Start Materials provided
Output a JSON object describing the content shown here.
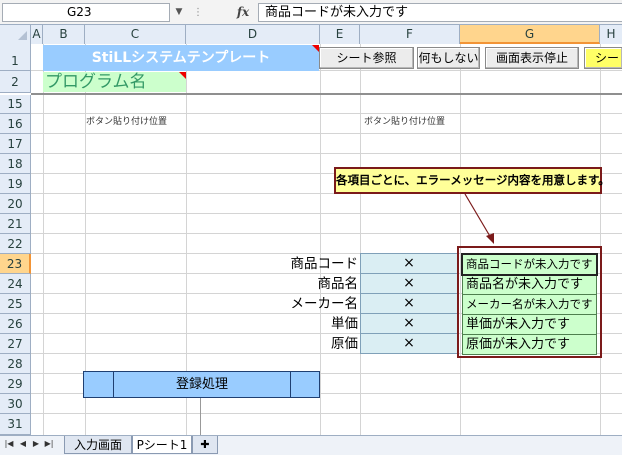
{
  "formula_bar": {
    "name_box": "G23",
    "fx_label": "fx",
    "content": "商品コードが未入力です"
  },
  "columns": [
    "A",
    "B",
    "C",
    "D",
    "E",
    "F",
    "G",
    "H"
  ],
  "selected_column": "G",
  "rows": [
    "1",
    "2",
    "15",
    "16",
    "17",
    "18",
    "19",
    "20",
    "21",
    "22",
    "23",
    "24",
    "25",
    "26",
    "27",
    "28",
    "29",
    "30",
    "31"
  ],
  "selected_row": "23",
  "header_row": {
    "title": "StiLLシステムテンプレート",
    "buttons": [
      "シート参照",
      "何もしない",
      "画面表示停止",
      "シー"
    ]
  },
  "program_name": "プログラム名",
  "button_paste_label_left": "ボタン貼り付け位置",
  "button_paste_label_right": "ボタン貼り付け位置",
  "callout": "各項目ごとに、エラーメッセージ内容を用意します。",
  "fields": [
    {
      "label": "商品コード",
      "value": "×",
      "message": "商品コードが未入力です"
    },
    {
      "label": "商品名",
      "value": "×",
      "message": "商品名が未入力です"
    },
    {
      "label": "メーカー名",
      "value": "×",
      "message": "メーカー名が未入力です"
    },
    {
      "label": "単価",
      "value": "×",
      "message": "単価が未入力です"
    },
    {
      "label": "原価",
      "value": "×",
      "message": "原価が未入力です"
    }
  ],
  "register_button": "登録処理",
  "sheet_tabs": [
    "入力画面",
    "Pシート1"
  ],
  "active_tab": "Pシート1",
  "colors": {
    "title_bg": "#99ccff",
    "program_bg": "#ccffcc",
    "callout_bg": "#ffff99",
    "x_cell_bg": "#daeef3",
    "message_bg": "#ccffcc",
    "selected_header": "#ffd58d"
  }
}
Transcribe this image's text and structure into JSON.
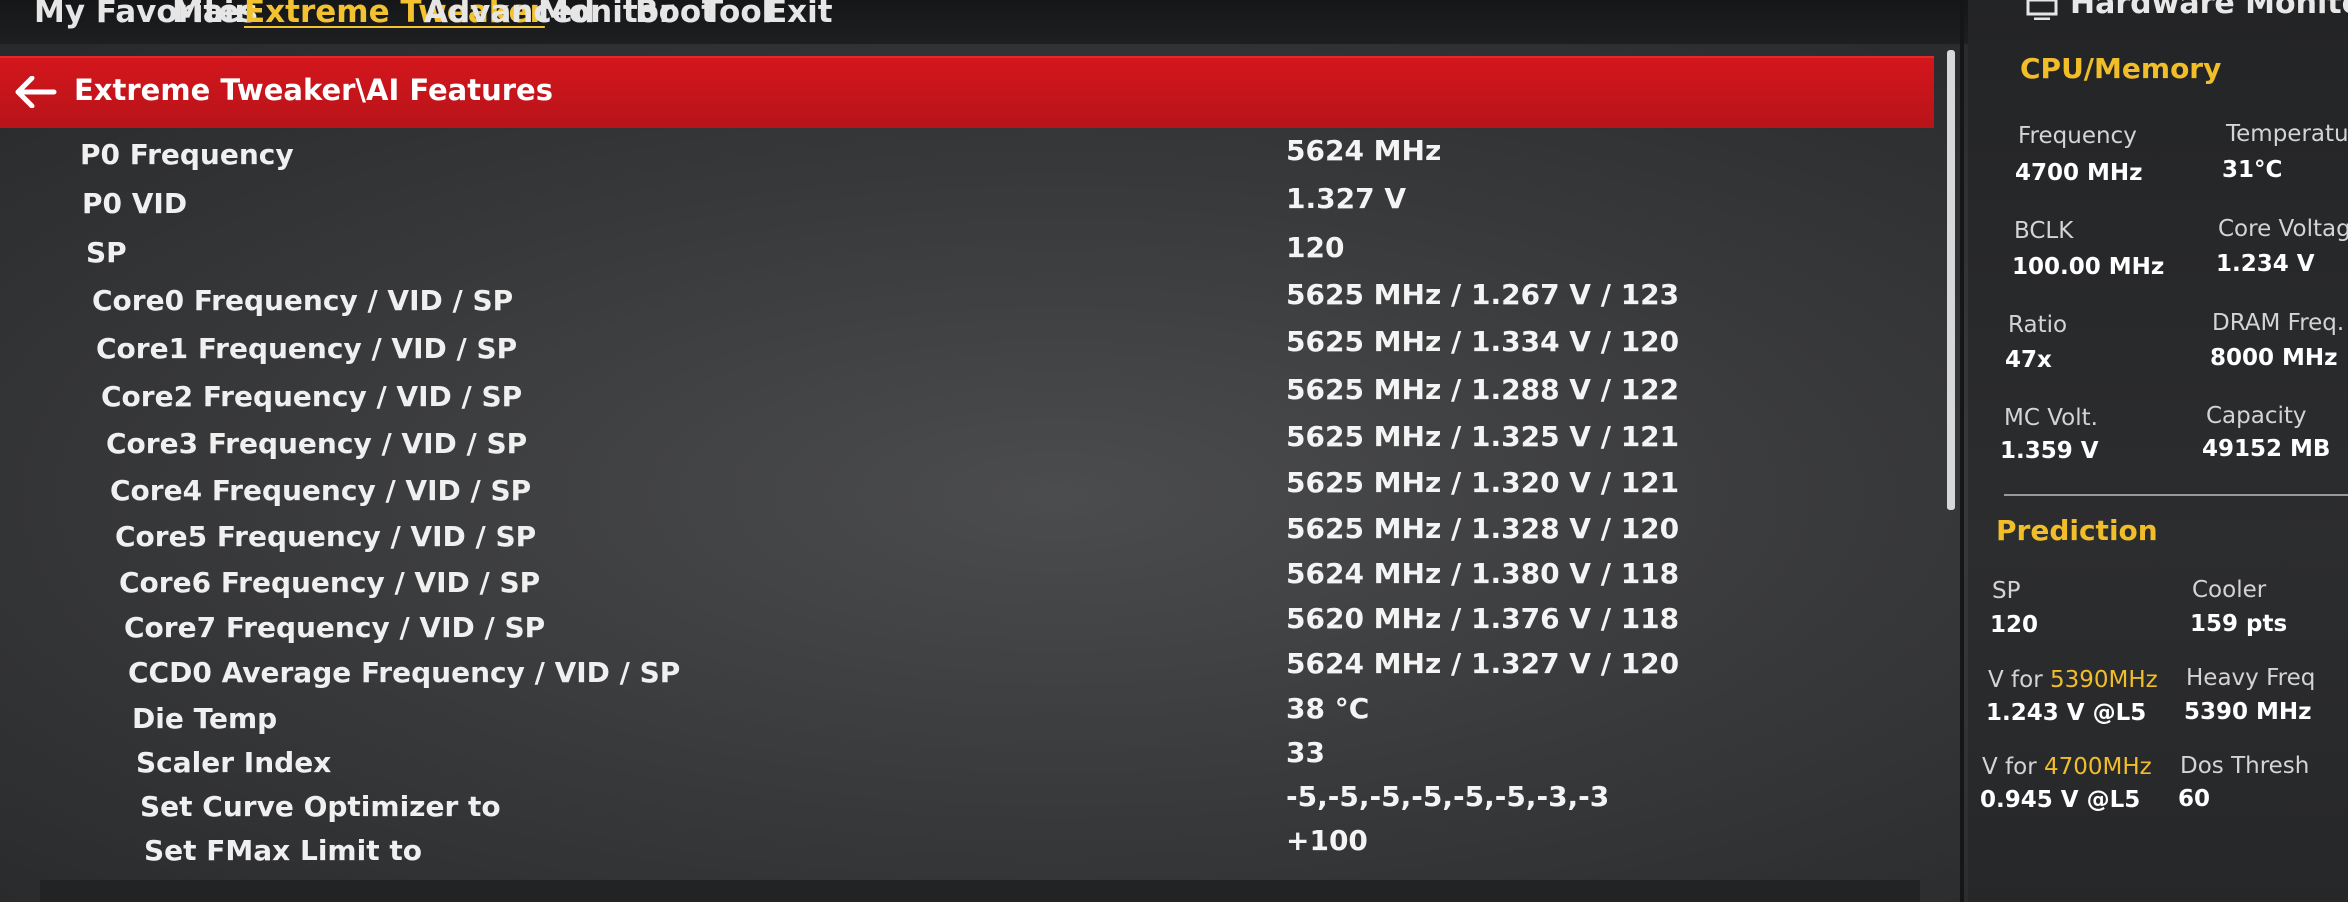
{
  "menu": {
    "items": [
      "My Favorites",
      "Main",
      "Extreme Tweaker",
      "Advanced",
      "Monitor",
      "Boot",
      "Tool",
      "Exit"
    ],
    "active": "Extreme Tweaker"
  },
  "breadcrumb": "Extreme Tweaker\\AI Features",
  "rows": [
    {
      "label": "P0 Frequency",
      "value": "5624 MHz"
    },
    {
      "label": "P0 VID",
      "value": "1.327 V"
    },
    {
      "label": "SP",
      "value": "120"
    },
    {
      "label": "Core0 Frequency / VID / SP",
      "value": "5625 MHz / 1.267 V / 123"
    },
    {
      "label": "Core1 Frequency / VID / SP",
      "value": "5625 MHz / 1.334 V / 120"
    },
    {
      "label": "Core2 Frequency / VID / SP",
      "value": "5625 MHz / 1.288 V / 122"
    },
    {
      "label": "Core3 Frequency / VID / SP",
      "value": "5625 MHz / 1.325 V / 121"
    },
    {
      "label": "Core4 Frequency / VID / SP",
      "value": "5625 MHz / 1.320 V / 121"
    },
    {
      "label": "Core5 Frequency / VID / SP",
      "value": "5625 MHz / 1.328 V / 120"
    },
    {
      "label": "Core6 Frequency / VID / SP",
      "value": "5624 MHz / 1.380 V / 118"
    },
    {
      "label": "Core7 Frequency / VID / SP",
      "value": "5620 MHz / 1.376 V / 118"
    },
    {
      "label": "CCD0 Average Frequency / VID / SP",
      "value": "5624 MHz / 1.327 V / 120"
    },
    {
      "label": "Die Temp",
      "value": "38 °C"
    },
    {
      "label": "Scaler Index",
      "value": "33"
    },
    {
      "label": "Set Curve Optimizer to",
      "value": "-5,-5,-5,-5,-5,-5,-3,-3"
    },
    {
      "label": "Set FMax Limit to",
      "value": "+100"
    }
  ],
  "hardware_monitor": {
    "title": "Hardware Monitor",
    "cpu_memory": {
      "heading": "CPU/Memory",
      "frequency_label": "Frequency",
      "frequency_value": "4700 MHz",
      "temperature_label": "Temperatu",
      "temperature_value": "31°C",
      "bclk_label": "BCLK",
      "bclk_value": "100.00 MHz",
      "core_voltage_label": "Core Voltage",
      "core_voltage_value": "1.234 V",
      "ratio_label": "Ratio",
      "ratio_value": "47x",
      "dram_freq_label": "DRAM Freq.",
      "dram_freq_value": "8000 MHz",
      "mc_volt_label": "MC Volt.",
      "mc_volt_value": "1.359 V",
      "capacity_label": "Capacity",
      "capacity_value": "49152 MB"
    },
    "prediction": {
      "heading": "Prediction",
      "sp_label": "SP",
      "sp_value": "120",
      "cooler_label": "Cooler",
      "cooler_value": "159 pts",
      "v_for_1_prefix": "V for ",
      "v_for_1_freq": "5390MHz",
      "v_for_1_value": "1.243 V @L5",
      "heavy_freq_label": "Heavy Freq",
      "heavy_freq_value": "5390 MHz",
      "v_for_2_prefix": "V for ",
      "v_for_2_freq": "4700MHz",
      "v_for_2_value": "0.945 V @L5",
      "dos_thresh_label": "Dos Thresh",
      "dos_thresh_value": "60"
    }
  },
  "colors": {
    "accent": "#f2c230",
    "breadcrumb_red": "#c8151b"
  },
  "icons": [
    "back-arrow-icon",
    "monitor-icon"
  ]
}
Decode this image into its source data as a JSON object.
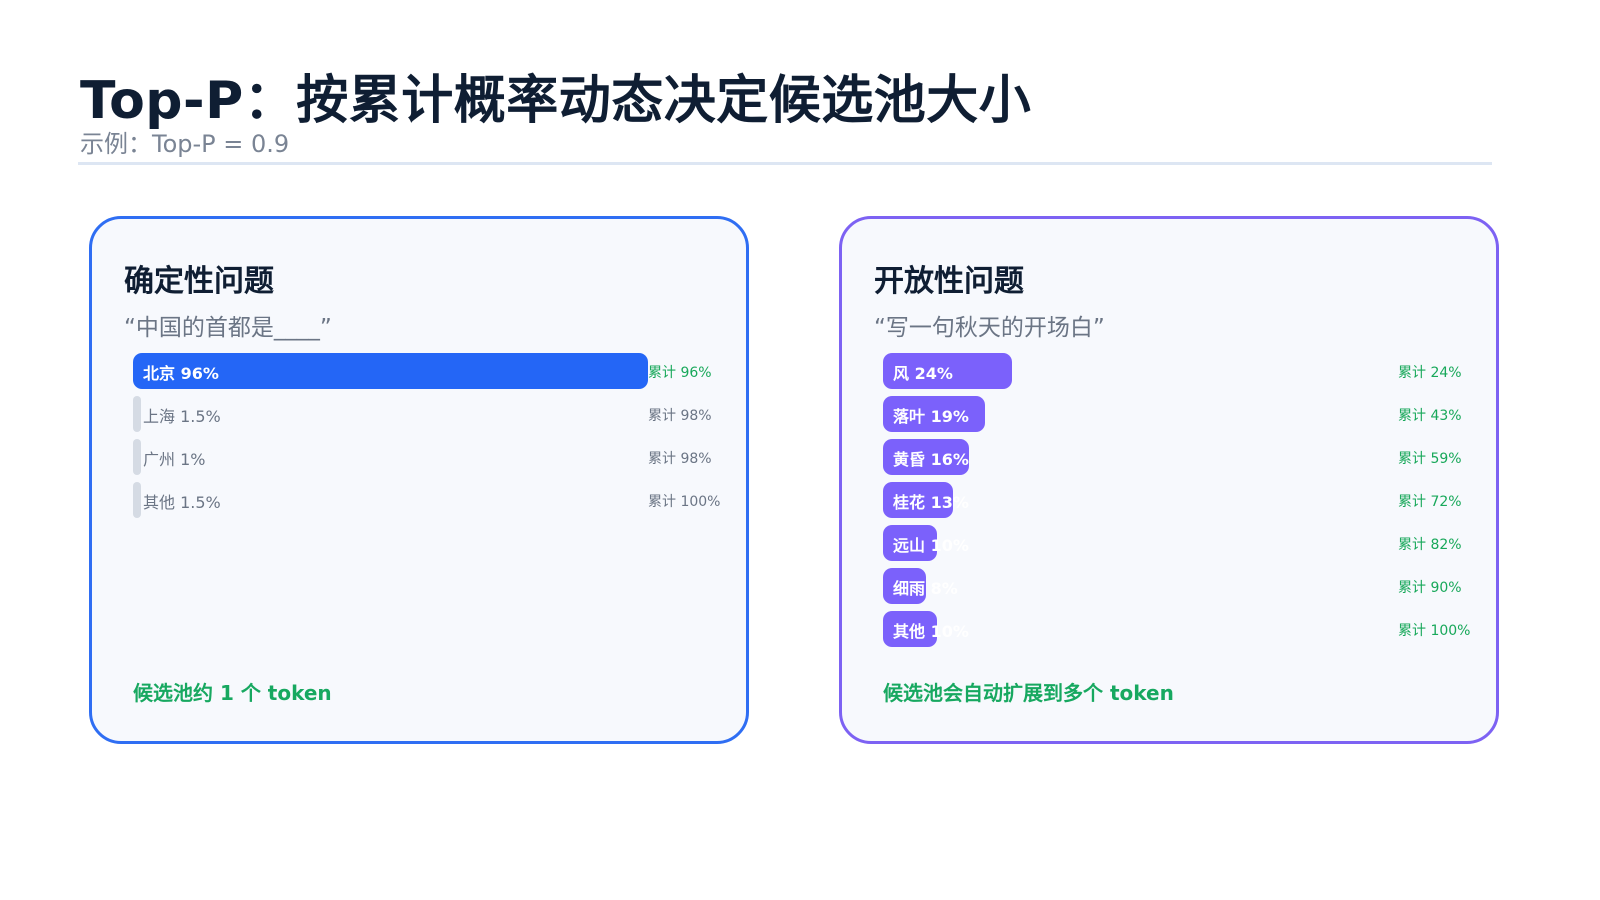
End Materials provided
What to do:
Return each line exactly as written. Any picture gets left out.

Solution for this task:
Output a JSON object describing the content shown here.
{
  "formula_bar": {
    "name_box": "G23",
    "fx_label": "fx",
    "content": "商品コードが未入力です"
  },
  "columns": [
    "A",
    "B",
    "C",
    "D",
    "E",
    "F",
    "G",
    "H"
  ],
  "selected_column": "G",
  "rows": [
    "1",
    "2",
    "15",
    "16",
    "17",
    "18",
    "19",
    "20",
    "21",
    "22",
    "23",
    "24",
    "25",
    "26",
    "27",
    "28",
    "29",
    "30",
    "31"
  ],
  "selected_row": "23",
  "header_row": {
    "title": "StiLLシステムテンプレート",
    "buttons": [
      "シート参照",
      "何もしない",
      "画面表示停止",
      "シー"
    ]
  },
  "program_name": "プログラム名",
  "button_paste_label_left": "ボタン貼り付け位置",
  "button_paste_label_right": "ボタン貼り付け位置",
  "callout": "各項目ごとに、エラーメッセージ内容を用意します。",
  "fields": [
    {
      "label": "商品コード",
      "value": "×",
      "message": "商品コードが未入力です"
    },
    {
      "label": "商品名",
      "value": "×",
      "message": "商品名が未入力です"
    },
    {
      "label": "メーカー名",
      "value": "×",
      "message": "メーカー名が未入力です"
    },
    {
      "label": "単価",
      "value": "×",
      "message": "単価が未入力です"
    },
    {
      "label": "原価",
      "value": "×",
      "message": "原価が未入力です"
    }
  ],
  "register_button": "登録処理",
  "sheet_tabs": [
    "入力画面",
    "Pシート1"
  ],
  "active_tab": "Pシート1",
  "colors": {
    "title_bg": "#99ccff",
    "program_bg": "#ccffcc",
    "callout_bg": "#ffff99",
    "x_cell_bg": "#daeef3",
    "message_bg": "#ccffcc",
    "selected_header": "#ffd58d"
  }
}
Transcribe this image's text and structure into JSON.
{
  "menu": {
    "items": [
      "My Favorites",
      "Main",
      "Extreme Tweaker",
      "Advanced",
      "Monitor",
      "Boot",
      "Tool",
      "Exit"
    ],
    "active": "Extreme Tweaker"
  },
  "breadcrumb": "Extreme Tweaker\\AI Features",
  "rows": [
    {
      "label": "P0 Frequency",
      "value": "5624 MHz"
    },
    {
      "label": "P0 VID",
      "value": "1.327 V"
    },
    {
      "label": "SP",
      "value": "120"
    },
    {
      "label": "Core0 Frequency / VID / SP",
      "value": "5625 MHz / 1.267 V / 123"
    },
    {
      "label": "Core1 Frequency / VID / SP",
      "value": "5625 MHz / 1.334 V / 120"
    },
    {
      "label": "Core2 Frequency / VID / SP",
      "value": "5625 MHz / 1.288 V / 122"
    },
    {
      "label": "Core3 Frequency / VID / SP",
      "value": "5625 MHz / 1.325 V / 121"
    },
    {
      "label": "Core4 Frequency / VID / SP",
      "value": "5625 MHz / 1.320 V / 121"
    },
    {
      "label": "Core5 Frequency / VID / SP",
      "value": "5625 MHz / 1.328 V / 120"
    },
    {
      "label": "Core6 Frequency / VID / SP",
      "value": "5624 MHz / 1.380 V / 118"
    },
    {
      "label": "Core7 Frequency / VID / SP",
      "value": "5620 MHz / 1.376 V / 118"
    },
    {
      "label": "CCD0 Average Frequency / VID / SP",
      "value": "5624 MHz / 1.327 V / 120"
    },
    {
      "label": "Die Temp",
      "value": "38 °C"
    },
    {
      "label": "Scaler Index",
      "value": "33"
    },
    {
      "label": "Set Curve Optimizer to",
      "value": "-5,-5,-5,-5,-5,-5,-3,-3"
    },
    {
      "label": "Set FMax Limit to",
      "value": "+100"
    }
  ],
  "hardware_monitor": {
    "title": "Hardware Monitor",
    "cpu_memory": {
      "heading": "CPU/Memory",
      "frequency_label": "Frequency",
      "frequency_value": "4700 MHz",
      "temperature_label": "Temperatu",
      "temperature_value": "31°C",
      "bclk_label": "BCLK",
      "bclk_value": "100.00 MHz",
      "core_voltage_label": "Core Voltage",
      "core_voltage_value": "1.234 V",
      "ratio_label": "Ratio",
      "ratio_value": "47x",
      "dram_freq_label": "DRAM Freq.",
      "dram_freq_value": "8000 MHz",
      "mc_volt_label": "MC Volt.",
      "mc_volt_value": "1.359 V",
      "capacity_label": "Capacity",
      "capacity_value": "49152 MB"
    },
    "prediction": {
      "heading": "Prediction",
      "sp_label": "SP",
      "sp_value": "120",
      "cooler_label": "Cooler",
      "cooler_value": "159 pts",
      "v_for_1_prefix": "V for ",
      "v_for_1_freq": "5390MHz",
      "v_for_1_value": "1.243 V @L5",
      "heavy_freq_label": "Heavy Freq",
      "heavy_freq_value": "5390 MHz",
      "v_for_2_prefix": "V for ",
      "v_for_2_freq": "4700MHz",
      "v_for_2_value": "0.945 V @L5",
      "dos_thresh_label": "Dos Thresh",
      "dos_thresh_value": "60"
    }
  },
  "colors": {
    "accent": "#f2c230",
    "breadcrumb_red": "#c8151b"
  },
  "icons": [
    "back-arrow-icon",
    "monitor-icon"
  ]
}
Decode this image into its source data as a JSON object.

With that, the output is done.